▶ Exercise instructions: The required answer is every line of the data containing the word "fill".

Figure record listings
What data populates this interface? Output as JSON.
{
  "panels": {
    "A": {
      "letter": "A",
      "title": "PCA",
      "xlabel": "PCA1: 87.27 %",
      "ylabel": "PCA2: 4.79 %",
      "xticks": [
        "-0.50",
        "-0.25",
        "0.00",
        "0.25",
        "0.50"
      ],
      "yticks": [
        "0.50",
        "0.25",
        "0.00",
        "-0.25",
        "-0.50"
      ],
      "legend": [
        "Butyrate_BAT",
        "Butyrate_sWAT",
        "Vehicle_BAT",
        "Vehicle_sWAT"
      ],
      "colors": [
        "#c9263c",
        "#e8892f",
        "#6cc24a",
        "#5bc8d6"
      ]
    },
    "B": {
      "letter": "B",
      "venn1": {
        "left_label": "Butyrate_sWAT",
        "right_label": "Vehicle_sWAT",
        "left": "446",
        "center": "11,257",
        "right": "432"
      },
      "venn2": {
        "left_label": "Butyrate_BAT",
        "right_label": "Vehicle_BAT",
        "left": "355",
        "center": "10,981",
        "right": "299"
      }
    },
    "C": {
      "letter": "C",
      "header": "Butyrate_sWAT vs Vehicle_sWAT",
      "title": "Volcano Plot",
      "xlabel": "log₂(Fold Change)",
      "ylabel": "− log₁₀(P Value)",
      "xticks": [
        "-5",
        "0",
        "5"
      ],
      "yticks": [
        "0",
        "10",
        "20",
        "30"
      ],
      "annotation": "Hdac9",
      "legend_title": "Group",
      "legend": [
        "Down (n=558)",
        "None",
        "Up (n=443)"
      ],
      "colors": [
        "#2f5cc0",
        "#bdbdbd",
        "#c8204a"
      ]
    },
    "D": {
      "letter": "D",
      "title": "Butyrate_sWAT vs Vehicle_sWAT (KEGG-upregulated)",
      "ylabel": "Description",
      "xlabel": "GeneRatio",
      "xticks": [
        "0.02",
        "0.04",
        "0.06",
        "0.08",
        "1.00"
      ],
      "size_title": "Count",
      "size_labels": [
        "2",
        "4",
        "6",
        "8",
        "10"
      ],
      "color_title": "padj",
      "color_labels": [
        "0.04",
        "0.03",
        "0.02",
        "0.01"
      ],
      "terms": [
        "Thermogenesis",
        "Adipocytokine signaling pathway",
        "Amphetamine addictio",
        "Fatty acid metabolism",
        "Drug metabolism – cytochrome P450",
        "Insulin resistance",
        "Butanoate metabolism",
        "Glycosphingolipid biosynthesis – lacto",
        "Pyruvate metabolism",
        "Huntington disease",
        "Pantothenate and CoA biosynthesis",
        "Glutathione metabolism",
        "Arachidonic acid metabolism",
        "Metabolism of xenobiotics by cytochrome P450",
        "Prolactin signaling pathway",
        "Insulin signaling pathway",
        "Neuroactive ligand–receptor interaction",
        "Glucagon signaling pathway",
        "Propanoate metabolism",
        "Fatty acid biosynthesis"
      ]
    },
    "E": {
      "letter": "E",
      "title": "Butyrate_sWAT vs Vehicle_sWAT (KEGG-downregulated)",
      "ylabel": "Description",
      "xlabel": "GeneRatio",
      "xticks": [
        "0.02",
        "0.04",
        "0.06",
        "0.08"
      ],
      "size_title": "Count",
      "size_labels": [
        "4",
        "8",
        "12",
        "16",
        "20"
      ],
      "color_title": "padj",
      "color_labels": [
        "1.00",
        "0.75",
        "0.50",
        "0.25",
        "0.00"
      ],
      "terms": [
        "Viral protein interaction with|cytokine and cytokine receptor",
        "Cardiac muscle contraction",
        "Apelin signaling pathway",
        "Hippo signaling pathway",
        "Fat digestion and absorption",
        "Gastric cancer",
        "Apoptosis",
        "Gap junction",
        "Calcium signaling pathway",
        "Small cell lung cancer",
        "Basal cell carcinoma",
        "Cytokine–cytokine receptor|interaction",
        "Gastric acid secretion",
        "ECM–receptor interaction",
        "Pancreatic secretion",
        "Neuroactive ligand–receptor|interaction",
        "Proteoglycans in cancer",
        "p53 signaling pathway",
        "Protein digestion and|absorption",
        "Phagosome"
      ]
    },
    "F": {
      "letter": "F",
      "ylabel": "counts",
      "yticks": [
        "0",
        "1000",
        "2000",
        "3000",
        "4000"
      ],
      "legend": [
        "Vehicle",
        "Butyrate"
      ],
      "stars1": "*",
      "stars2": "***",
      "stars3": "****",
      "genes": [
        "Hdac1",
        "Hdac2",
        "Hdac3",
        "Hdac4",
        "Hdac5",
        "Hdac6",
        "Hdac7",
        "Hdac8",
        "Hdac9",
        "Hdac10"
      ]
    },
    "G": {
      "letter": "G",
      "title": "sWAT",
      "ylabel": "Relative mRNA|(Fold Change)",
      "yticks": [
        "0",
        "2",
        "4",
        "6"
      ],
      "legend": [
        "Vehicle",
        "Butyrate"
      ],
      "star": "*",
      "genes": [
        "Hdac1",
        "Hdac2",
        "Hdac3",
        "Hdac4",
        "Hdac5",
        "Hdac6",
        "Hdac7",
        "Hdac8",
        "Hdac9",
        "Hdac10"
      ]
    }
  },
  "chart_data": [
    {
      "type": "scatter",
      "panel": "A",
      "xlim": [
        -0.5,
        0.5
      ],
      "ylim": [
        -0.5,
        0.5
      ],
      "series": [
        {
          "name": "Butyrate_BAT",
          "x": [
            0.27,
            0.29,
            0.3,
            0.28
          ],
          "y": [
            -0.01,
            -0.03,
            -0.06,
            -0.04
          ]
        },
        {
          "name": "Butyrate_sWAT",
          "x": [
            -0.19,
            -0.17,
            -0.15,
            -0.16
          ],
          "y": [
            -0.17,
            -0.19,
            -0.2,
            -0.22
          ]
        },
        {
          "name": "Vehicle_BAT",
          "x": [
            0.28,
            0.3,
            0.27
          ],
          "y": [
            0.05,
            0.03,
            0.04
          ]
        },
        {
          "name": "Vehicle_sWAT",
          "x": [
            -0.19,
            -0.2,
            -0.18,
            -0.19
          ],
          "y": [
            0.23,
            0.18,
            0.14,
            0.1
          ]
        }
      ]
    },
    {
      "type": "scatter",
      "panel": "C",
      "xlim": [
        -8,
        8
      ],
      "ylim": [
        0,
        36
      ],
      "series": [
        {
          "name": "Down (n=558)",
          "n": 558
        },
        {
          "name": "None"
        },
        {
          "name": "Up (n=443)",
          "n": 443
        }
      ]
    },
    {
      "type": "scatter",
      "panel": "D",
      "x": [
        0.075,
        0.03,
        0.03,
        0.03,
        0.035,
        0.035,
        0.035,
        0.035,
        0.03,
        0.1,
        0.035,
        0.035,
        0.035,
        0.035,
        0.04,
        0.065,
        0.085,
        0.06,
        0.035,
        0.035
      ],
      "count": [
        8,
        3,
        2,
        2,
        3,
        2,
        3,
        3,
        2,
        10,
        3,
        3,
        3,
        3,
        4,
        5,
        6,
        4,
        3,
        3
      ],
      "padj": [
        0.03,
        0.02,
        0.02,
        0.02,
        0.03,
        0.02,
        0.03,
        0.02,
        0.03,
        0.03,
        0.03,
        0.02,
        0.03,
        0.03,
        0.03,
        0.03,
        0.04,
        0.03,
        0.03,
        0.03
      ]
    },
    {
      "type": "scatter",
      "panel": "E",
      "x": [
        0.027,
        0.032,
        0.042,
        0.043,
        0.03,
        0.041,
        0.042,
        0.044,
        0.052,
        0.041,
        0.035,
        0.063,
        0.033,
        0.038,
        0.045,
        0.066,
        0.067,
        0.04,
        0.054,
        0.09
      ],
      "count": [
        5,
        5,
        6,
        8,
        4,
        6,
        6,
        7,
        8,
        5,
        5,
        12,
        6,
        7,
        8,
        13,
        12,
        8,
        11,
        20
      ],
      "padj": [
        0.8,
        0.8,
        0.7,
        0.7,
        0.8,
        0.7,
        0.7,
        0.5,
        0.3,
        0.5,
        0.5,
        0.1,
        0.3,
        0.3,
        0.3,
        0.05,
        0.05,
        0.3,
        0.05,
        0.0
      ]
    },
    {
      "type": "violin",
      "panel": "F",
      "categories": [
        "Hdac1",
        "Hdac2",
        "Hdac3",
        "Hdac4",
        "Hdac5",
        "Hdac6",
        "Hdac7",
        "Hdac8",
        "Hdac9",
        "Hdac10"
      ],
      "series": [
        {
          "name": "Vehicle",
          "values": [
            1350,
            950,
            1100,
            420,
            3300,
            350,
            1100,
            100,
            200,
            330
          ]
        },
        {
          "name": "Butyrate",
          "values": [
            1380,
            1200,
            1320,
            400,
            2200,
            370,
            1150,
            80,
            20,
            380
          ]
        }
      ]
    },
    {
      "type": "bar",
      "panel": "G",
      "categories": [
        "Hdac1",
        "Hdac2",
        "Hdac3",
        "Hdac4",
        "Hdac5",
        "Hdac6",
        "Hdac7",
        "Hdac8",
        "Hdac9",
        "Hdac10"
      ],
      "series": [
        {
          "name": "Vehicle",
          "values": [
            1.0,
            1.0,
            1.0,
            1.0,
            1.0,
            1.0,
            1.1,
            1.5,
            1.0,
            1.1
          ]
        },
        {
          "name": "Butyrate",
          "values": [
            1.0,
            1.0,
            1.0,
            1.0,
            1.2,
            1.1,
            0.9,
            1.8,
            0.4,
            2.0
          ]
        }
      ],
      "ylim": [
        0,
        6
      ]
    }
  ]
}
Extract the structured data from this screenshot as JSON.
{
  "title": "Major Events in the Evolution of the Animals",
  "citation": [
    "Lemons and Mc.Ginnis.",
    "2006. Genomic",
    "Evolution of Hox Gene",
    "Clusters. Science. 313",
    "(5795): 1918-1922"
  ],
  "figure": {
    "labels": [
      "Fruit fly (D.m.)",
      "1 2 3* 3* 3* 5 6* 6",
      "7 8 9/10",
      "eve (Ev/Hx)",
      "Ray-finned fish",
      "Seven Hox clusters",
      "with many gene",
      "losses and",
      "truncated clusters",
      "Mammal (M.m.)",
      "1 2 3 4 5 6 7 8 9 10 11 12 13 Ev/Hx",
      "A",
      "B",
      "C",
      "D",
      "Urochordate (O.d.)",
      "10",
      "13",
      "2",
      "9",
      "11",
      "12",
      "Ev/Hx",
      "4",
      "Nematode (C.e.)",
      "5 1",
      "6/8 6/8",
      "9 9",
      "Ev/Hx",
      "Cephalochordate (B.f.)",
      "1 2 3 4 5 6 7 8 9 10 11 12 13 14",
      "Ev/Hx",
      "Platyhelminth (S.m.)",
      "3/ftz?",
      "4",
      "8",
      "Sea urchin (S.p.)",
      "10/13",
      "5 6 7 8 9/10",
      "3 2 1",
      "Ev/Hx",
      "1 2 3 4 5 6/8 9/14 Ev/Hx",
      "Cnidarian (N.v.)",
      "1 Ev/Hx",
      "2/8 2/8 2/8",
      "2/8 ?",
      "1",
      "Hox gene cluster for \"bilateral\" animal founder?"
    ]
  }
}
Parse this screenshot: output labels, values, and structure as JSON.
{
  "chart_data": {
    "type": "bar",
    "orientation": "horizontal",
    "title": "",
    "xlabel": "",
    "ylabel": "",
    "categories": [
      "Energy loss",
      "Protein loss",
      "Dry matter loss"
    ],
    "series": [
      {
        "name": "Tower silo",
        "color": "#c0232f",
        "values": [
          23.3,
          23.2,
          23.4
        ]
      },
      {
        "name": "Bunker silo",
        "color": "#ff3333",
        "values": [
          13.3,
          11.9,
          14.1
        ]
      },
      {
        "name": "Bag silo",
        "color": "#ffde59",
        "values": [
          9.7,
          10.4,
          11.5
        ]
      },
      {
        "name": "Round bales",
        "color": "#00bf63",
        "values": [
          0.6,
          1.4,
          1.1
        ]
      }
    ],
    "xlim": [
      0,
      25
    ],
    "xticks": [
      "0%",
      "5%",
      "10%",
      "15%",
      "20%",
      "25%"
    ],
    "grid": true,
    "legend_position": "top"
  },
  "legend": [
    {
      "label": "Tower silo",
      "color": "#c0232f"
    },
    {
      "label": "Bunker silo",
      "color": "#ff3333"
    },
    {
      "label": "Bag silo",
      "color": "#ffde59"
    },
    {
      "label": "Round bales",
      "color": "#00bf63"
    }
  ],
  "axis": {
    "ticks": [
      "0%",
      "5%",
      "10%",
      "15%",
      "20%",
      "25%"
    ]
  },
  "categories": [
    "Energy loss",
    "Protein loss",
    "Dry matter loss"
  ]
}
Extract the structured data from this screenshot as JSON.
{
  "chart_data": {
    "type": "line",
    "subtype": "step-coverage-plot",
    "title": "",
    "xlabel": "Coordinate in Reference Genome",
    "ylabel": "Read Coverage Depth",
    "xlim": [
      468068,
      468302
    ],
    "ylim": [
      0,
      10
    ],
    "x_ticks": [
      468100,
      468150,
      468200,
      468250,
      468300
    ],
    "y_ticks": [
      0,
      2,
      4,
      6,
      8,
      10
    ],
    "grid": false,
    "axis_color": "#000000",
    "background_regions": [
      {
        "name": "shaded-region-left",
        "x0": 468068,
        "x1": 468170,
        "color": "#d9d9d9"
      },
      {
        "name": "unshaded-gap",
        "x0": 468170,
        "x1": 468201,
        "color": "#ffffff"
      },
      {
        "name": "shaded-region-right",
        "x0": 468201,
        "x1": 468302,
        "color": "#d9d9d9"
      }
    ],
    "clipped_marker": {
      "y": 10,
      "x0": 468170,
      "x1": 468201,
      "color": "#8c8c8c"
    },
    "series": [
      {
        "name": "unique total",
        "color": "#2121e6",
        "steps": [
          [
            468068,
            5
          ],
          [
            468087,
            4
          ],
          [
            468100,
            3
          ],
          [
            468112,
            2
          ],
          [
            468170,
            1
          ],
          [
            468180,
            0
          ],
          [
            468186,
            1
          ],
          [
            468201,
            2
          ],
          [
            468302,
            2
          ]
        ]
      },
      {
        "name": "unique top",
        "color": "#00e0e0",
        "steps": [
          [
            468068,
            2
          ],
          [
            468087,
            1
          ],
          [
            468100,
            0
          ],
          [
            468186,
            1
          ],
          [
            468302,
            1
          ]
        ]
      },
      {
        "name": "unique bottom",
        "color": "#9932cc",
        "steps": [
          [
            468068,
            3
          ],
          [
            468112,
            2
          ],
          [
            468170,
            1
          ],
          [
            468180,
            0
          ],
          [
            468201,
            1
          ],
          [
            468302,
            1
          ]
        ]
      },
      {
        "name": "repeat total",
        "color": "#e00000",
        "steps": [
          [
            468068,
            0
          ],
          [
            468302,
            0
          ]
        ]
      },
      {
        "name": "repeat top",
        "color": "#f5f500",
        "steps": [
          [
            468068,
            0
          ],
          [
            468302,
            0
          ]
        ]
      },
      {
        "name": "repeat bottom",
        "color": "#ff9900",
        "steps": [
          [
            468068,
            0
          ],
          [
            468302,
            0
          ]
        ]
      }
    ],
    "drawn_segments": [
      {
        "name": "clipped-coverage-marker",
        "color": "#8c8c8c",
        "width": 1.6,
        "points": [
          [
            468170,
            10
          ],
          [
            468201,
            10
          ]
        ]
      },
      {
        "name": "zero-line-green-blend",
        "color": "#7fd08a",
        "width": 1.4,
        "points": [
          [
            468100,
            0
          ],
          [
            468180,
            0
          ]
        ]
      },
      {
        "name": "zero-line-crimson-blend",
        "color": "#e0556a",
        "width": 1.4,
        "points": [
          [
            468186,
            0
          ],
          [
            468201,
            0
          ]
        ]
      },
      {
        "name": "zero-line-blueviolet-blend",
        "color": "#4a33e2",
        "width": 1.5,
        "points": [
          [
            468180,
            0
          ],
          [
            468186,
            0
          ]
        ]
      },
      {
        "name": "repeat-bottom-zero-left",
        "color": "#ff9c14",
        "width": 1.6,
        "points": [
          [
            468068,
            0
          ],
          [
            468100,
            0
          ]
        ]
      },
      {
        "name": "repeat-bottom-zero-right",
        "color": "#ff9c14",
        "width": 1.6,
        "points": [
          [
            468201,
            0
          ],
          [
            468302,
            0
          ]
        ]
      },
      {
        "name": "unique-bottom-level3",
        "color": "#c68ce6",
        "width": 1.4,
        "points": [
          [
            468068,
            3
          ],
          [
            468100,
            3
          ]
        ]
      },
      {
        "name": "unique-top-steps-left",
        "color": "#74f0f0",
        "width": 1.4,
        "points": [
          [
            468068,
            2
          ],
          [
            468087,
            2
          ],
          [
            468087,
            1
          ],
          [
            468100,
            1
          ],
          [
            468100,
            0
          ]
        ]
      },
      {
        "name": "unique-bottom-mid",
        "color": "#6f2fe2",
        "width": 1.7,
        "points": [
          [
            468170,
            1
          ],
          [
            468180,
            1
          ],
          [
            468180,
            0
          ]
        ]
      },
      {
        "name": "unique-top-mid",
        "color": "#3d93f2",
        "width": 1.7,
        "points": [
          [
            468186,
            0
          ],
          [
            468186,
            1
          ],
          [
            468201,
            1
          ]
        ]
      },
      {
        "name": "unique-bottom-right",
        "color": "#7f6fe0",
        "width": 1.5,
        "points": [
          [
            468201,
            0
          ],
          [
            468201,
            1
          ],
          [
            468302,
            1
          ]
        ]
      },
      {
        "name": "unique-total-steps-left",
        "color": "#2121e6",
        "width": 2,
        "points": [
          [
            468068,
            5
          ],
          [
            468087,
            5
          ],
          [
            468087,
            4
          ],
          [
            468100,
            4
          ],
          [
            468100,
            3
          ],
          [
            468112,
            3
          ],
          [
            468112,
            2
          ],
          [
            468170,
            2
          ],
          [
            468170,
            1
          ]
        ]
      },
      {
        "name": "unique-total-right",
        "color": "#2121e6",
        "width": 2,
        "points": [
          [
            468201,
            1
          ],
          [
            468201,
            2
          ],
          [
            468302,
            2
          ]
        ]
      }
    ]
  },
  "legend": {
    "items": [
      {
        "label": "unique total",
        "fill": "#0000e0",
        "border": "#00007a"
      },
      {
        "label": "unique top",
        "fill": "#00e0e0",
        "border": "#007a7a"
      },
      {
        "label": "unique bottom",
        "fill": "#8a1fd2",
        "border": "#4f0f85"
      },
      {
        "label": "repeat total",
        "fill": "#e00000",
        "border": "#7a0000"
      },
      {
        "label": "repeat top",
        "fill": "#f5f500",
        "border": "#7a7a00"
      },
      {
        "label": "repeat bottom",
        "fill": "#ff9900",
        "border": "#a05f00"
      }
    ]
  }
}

▶ Answer box:
        "fill": "#0000e0",
        "fill": "#00e0e0",
        "fill": "#8a1fd2",
        "fill": "#e00000",
        "fill": "#f5f500",
        "fill": "#ff9900",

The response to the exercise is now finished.